**Requirement:**
Copy each line of the data below with the word "والرواية".

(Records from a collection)

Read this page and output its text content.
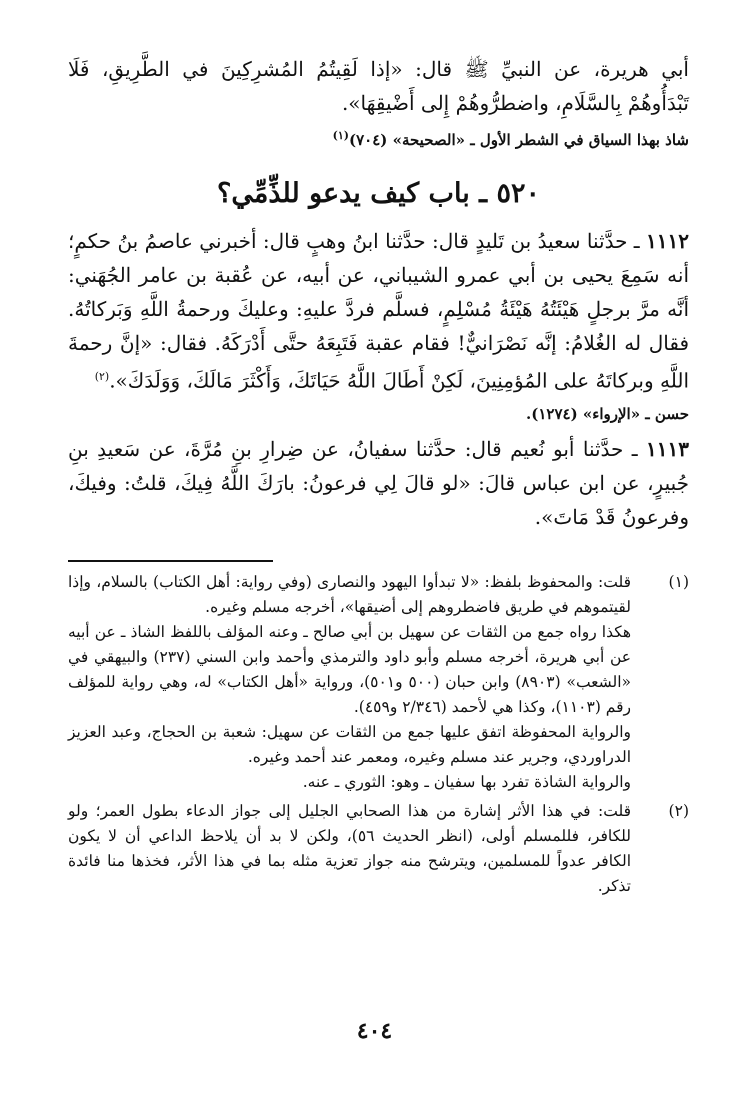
أبي هريرة، عن النبيِّ ﷺ قال: «إذا لَقِيتُمُ المُشرِكِينَ في الطَّرِيقِ، فَلَا تَبْدَأُوهُمْ بِالسَّلَامِ، واضطرُّوهُمْ إِلى أَضْيقِهَا».

شاذ بهذا السياق في الشطر الأول ـ «الصحيحة» (٧٠٤)$^{(١)}$
٥٢٠ ـ باب كيف يدعو للذِّمِّي؟

١١١٢ ـ حدَّثنا سعيدُ بن تَليدٍ قال: حدَّثنا ابنُ وهبٍ قال: أخبرني عاصمُ بنُ حكمٍ؛ أنه سَمِعَ يحيى بن أبي عمرو الشيباني، عن أبيه، عن عُقبة بن عامر الجُهَني: أنَّه مرَّ برجلٍ هَيْئَتُهُ هَيْئَةُ مُسْلِمٍ، فسلَّم فردَّ عليهِ: وعليكَ ورحمةُ اللَّهِ وَبَركاتُهُ. فقال له الغُلامُ: إنَّه نَصْرَانيٌّ! فقام عقبة فَتَبِعَهُ حتَّى أَدْرَكَهُ. فقال: «إنَّ رحمةَ اللَّهِ وبركاتَهُ على المُؤمِنِينَ، لَكِنْ أَطَالَ اللَّهُ حَيَاتَكَ، وَأَكْثَرَ مَالَكَ، وَوَلَدَكَ».$^{(٢)}$

حسن ـ «الإرواء» (١٢٧٤).

١١١٣ ـ حدَّثنا أبو نُعيم قال: حدَّثنا سفيانُ، عن ضِرارِ بنِ مُرَّةَ، عن سَعيدِ بنِ جُبيرٍ، عن ابن عباس قالَ: «لو قالَ لِي فرعونُ: بارَكَ اللَّهُ فِيكَ، قلتُ: وفيكَ، وفرعونُ قَدْ مَاتَ».

(١)

قلت: والمحفوظ بلفظ: «لا تبدأوا اليهود والنصارى (وفي رواية: أهل الكتاب) بالسلام، وإذا لقيتموهم في طريق فاضطروهم إلى أضيقها»، أخرجه مسلم وغيره.

هكذا رواه جمع من الثقات عن سهيل بن أبي صالح ـ وعنه المؤلف باللفظ الشاذ ـ عن أبيه عن أبي هريرة، أخرجه مسلم وأبو داود والترمذي وأحمد وابن السني (٢٣٧) والبيهقي في «الشعب» (٨٩٠٣) وابن حبان (٥٠٠ و٥٠١)، ورواية «أهل الكتاب» له، وهي رواية للمؤلف رقم (١١٠٣)، وكذا هي لأحمد (٢/٣٤٦ و٤٥٩).

والرواية المحفوظة اتفق عليها جمع من الثقات عن سهيل: شعبة بن الحجاج، وعبد العزيز الدراوردي، وجرير عند مسلم وغيره، ومعمر عند أحمد وغيره.

والرواية الشاذة تفرد بها سفيان ـ وهو: الثوري ـ عنه.

(٢)

قلت: في هذا الأثر إشارة من هذا الصحابي الجليل إلى جواز الدعاء بطول العمر؛ ولو للكافر، فللمسلم أولى، (انظر الحديث ٥٦)، ولكن لا بد أن يلاحظ الداعي أن لا يكون الكافر عدواً للمسلمين، ويترشح منه جواز تعزية مثله بما في هذا الأثر، فخذها منا فائدة تذكر.

٤٠٤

**Task result:**
والرواية المحفوظة اتفق عليها جمع من الثقات عن سهيل: شعبة بن الحجاج، وعبد العزيز الدراوردي، وجرير عند مسلم وغيره، ومعمر عند أحمد وغيره.
والرواية الشاذة تفرد بها سفيان ـ وهو: الثوري ـ عنه.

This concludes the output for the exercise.